> PROMPT:
Gather up all lines that carry the word "software".

Data records

* * * * * * * * *

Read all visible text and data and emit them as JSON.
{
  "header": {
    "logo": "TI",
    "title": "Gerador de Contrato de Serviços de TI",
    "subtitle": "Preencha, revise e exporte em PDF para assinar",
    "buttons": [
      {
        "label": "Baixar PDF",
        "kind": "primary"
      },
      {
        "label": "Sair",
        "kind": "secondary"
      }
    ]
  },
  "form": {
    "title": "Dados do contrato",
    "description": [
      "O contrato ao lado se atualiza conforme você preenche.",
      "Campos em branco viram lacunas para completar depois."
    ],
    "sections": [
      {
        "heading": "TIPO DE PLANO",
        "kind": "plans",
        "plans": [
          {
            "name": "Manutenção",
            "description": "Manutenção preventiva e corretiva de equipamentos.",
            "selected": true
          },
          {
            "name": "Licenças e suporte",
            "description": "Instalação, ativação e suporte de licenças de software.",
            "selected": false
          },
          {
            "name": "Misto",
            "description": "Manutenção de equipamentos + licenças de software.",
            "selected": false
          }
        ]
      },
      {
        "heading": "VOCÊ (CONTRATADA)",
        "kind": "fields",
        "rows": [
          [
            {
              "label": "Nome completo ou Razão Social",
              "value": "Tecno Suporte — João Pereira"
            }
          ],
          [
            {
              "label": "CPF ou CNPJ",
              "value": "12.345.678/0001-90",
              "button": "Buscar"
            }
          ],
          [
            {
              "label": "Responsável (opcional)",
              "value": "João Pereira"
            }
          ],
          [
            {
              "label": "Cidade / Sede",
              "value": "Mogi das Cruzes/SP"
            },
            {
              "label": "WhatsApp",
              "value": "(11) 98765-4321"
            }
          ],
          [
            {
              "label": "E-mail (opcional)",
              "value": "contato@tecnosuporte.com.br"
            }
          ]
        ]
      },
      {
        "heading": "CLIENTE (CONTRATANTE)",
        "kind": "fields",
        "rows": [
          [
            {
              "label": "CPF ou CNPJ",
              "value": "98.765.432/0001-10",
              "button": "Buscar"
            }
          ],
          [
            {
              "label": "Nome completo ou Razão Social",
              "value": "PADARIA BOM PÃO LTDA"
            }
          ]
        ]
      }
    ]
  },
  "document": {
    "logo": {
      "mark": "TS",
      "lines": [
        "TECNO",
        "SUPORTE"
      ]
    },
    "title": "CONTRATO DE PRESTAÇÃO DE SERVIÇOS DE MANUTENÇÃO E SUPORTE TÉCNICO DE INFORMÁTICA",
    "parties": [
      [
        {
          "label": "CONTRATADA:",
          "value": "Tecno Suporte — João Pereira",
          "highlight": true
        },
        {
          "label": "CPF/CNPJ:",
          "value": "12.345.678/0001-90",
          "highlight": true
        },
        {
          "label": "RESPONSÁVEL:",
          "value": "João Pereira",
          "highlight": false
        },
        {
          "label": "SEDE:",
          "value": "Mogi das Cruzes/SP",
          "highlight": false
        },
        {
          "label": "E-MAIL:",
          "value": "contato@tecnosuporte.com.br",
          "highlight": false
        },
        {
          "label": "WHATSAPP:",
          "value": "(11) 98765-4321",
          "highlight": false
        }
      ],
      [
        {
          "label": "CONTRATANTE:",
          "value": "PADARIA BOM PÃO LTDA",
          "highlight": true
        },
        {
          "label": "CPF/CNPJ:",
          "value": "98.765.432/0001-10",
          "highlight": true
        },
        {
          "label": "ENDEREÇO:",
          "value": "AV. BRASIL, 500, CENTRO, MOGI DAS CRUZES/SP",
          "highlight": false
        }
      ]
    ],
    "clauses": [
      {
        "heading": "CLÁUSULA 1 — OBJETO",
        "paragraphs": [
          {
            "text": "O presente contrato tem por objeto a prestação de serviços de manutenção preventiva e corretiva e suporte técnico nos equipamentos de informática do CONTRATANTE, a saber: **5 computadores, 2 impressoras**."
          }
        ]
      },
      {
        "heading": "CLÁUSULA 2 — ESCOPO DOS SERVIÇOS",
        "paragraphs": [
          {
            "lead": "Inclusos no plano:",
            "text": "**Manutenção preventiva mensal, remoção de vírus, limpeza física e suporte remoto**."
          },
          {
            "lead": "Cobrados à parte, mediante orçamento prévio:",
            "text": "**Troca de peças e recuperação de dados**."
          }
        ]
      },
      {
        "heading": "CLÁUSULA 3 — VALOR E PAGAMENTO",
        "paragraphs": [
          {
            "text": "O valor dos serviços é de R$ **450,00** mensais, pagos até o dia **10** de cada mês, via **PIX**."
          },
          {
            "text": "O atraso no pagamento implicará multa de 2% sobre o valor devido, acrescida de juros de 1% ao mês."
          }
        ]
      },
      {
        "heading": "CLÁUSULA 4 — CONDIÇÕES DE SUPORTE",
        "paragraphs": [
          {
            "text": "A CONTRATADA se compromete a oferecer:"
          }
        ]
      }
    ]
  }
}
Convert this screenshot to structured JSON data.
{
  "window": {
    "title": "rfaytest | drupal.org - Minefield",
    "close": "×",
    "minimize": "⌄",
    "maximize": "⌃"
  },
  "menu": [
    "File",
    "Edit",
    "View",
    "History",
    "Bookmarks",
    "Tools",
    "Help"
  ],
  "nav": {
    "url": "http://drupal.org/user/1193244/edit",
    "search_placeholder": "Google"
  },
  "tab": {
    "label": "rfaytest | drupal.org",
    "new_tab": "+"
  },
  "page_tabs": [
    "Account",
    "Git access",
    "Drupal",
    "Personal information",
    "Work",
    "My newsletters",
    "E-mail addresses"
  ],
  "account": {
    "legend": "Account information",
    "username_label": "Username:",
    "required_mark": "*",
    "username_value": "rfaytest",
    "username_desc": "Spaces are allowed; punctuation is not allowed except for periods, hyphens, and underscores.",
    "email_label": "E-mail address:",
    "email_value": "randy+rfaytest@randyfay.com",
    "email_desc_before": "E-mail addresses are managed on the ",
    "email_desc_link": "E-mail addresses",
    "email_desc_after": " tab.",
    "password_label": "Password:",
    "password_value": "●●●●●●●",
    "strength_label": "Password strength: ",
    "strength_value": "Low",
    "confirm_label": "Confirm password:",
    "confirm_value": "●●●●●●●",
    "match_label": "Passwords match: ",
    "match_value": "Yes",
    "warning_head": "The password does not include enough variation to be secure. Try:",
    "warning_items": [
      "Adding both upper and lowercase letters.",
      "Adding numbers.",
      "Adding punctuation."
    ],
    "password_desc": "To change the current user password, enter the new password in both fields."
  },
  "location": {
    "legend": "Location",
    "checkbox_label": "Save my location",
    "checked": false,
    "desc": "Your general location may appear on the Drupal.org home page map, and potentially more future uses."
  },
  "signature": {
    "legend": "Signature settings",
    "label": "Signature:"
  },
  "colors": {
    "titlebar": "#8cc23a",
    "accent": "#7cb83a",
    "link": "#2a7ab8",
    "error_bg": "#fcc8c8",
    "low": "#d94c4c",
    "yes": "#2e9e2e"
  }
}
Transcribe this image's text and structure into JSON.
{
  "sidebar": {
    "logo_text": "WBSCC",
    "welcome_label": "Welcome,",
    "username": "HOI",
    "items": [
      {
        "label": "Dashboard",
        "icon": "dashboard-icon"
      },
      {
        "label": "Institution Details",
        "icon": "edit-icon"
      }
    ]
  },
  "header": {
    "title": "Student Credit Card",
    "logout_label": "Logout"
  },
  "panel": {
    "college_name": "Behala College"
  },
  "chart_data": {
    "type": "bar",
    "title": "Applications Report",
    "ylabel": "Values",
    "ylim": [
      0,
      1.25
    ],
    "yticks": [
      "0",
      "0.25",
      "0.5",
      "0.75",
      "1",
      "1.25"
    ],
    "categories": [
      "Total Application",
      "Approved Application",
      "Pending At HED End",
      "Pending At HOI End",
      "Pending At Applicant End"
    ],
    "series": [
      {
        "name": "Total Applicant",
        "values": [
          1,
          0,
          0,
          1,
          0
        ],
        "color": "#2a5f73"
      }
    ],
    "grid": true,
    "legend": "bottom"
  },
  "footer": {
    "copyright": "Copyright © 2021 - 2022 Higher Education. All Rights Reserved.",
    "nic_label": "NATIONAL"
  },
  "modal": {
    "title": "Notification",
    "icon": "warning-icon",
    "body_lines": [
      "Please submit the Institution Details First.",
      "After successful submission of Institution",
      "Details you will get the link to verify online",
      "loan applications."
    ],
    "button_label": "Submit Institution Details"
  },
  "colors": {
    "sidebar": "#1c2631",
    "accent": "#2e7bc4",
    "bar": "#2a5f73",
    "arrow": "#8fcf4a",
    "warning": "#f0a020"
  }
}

* * * * * * * * *

> REPLY TO THE TASK:
            "description": "Instalação, ativação e suporte de licenças de software.",
            "description": "Manutenção de equipamentos + licenças de software.",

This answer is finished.